Below is a block of records; return all of them exactly, but without the images.

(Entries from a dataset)

◆ ◆ ◆

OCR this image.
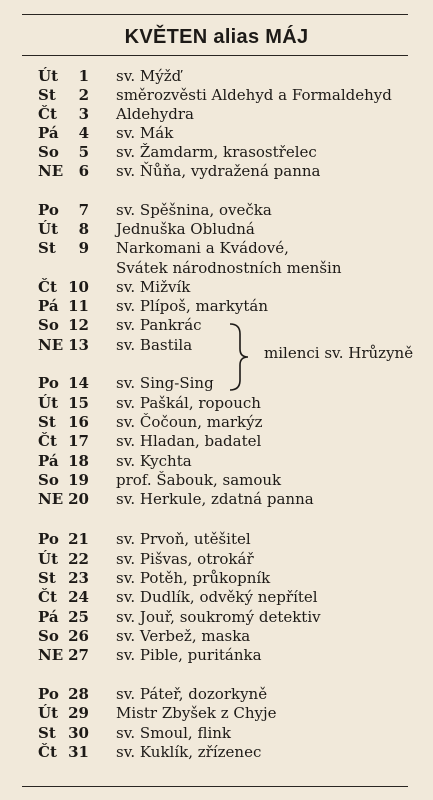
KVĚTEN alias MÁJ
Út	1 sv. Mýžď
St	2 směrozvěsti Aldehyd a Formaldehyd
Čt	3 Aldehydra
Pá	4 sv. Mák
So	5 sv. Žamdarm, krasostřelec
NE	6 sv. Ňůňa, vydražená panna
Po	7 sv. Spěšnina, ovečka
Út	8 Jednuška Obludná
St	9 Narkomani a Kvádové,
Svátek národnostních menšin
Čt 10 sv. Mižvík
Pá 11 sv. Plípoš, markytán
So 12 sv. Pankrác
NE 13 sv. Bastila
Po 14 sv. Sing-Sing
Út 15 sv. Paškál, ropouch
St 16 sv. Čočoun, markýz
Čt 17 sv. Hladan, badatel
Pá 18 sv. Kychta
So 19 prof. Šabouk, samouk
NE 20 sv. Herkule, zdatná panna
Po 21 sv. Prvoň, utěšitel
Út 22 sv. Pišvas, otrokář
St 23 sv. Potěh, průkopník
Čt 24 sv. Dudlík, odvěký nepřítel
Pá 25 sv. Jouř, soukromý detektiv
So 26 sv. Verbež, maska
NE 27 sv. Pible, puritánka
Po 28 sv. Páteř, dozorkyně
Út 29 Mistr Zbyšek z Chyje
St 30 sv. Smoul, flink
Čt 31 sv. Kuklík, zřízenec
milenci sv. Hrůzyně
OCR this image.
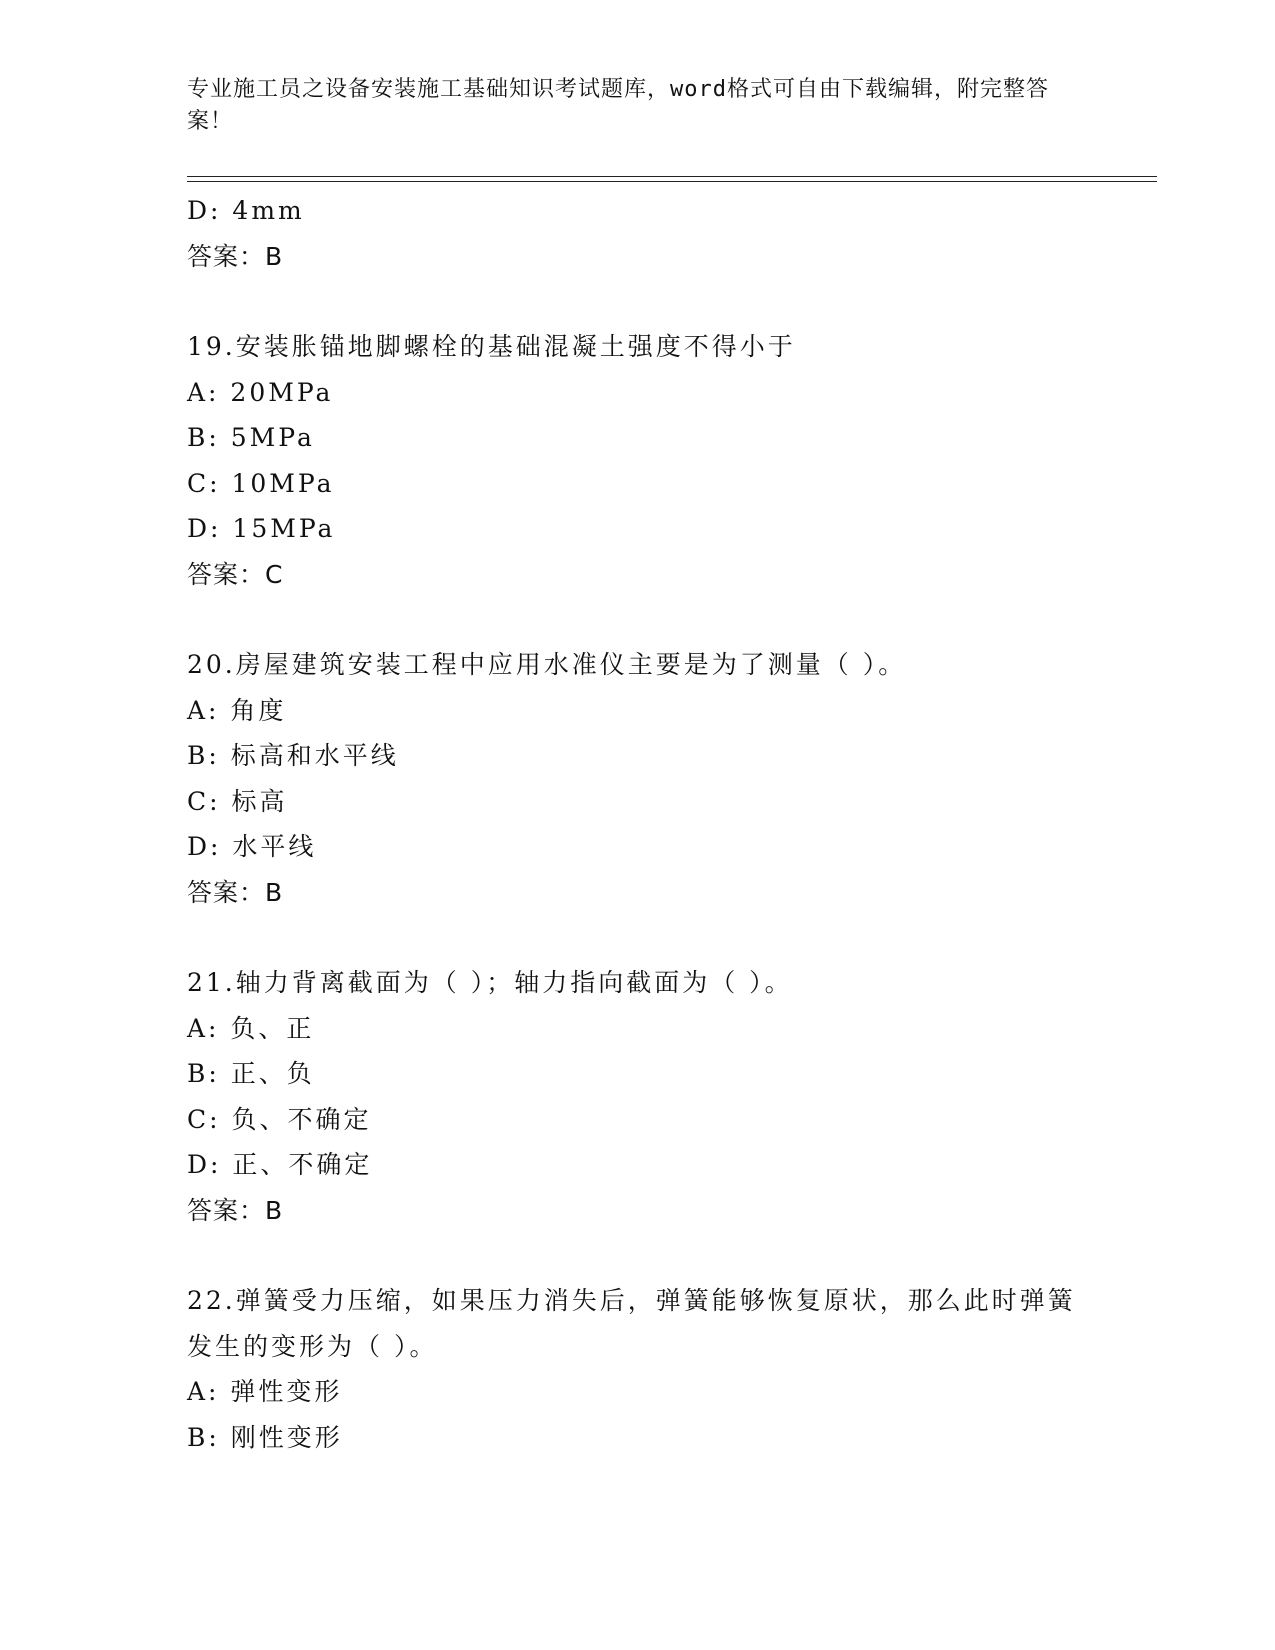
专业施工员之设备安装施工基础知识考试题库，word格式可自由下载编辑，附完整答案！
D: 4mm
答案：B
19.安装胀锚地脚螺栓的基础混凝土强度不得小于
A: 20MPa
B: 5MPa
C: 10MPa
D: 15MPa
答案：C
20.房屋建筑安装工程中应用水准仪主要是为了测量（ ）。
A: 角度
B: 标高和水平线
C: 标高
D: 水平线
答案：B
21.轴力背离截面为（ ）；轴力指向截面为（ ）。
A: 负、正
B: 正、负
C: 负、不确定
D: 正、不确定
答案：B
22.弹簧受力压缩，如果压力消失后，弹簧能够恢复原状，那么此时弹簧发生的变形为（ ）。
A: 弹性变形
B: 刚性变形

◆ ◆ ◆

SOLUTION —
OCR this image.
KVĚTEN alias MÁJ
Út	1 sv. Mýžď
St	2 směrozvěsti Aldehyd a Formaldehyd
Čt	3 Aldehydra
Pá	4 sv. Mák
So	5 sv. Žamdarm, krasostřelec
NE	6 sv. Ňůňa, vydražená panna
Po	7 sv. Spěšnina, ovečka
Út	8 Jednuška Obludná
St	9 Narkomani a Kvádové,
Svátek národnostních menšin
Čt 10 sv. Mižvík
Pá 11 sv. Plípoš, markytán
So 12 sv. Pankrác
NE 13 sv. Bastila
Po 14 sv. Sing-Sing
Út 15 sv. Paškál, ropouch
St 16 sv. Čočoun, markýz
Čt 17 sv. Hladan, badatel
Pá 18 sv. Kychta
So 19 prof. Šabouk, samouk
NE 20 sv. Herkule, zdatná panna
Po 21 sv. Prvoň, utěšitel
Út 22 sv. Pišvas, otrokář
St 23 sv. Potěh, průkopník
Čt 24 sv. Dudlík, odvěký nepřítel
Pá 25 sv. Jouř, soukromý detektiv
So 26 sv. Verbež, maska
NE 27 sv. Pible, puritánka
Po 28 sv. Páteř, dozorkyně
Út 29 Mistr Zbyšek z Chyje
St 30 sv. Smoul, flink
Čt 31 sv. Kuklík, zřízenec
milenci sv. Hrůzyně
OCR this image.
专业施工员之设备安装施工基础知识考试题库，word格式可自由下载编辑，附完整答案！
D: 4mm
答案：B
19.安装胀锚地脚螺栓的基础混凝土强度不得小于
A: 20MPa
B: 5MPa
C: 10MPa
D: 15MPa
答案：C
20.房屋建筑安装工程中应用水准仪主要是为了测量（ ）。
A: 角度
B: 标高和水平线
C: 标高
D: 水平线
答案：B
21.轴力背离截面为（ ）；轴力指向截面为（ ）。
A: 负、正
B: 正、负
C: 负、不确定
D: 正、不确定
答案：B
22.弹簧受力压缩，如果压力消失后，弹簧能够恢复原状，那么此时弹簧发生的变形为（ ）。
A: 弹性变形
B: 刚性变形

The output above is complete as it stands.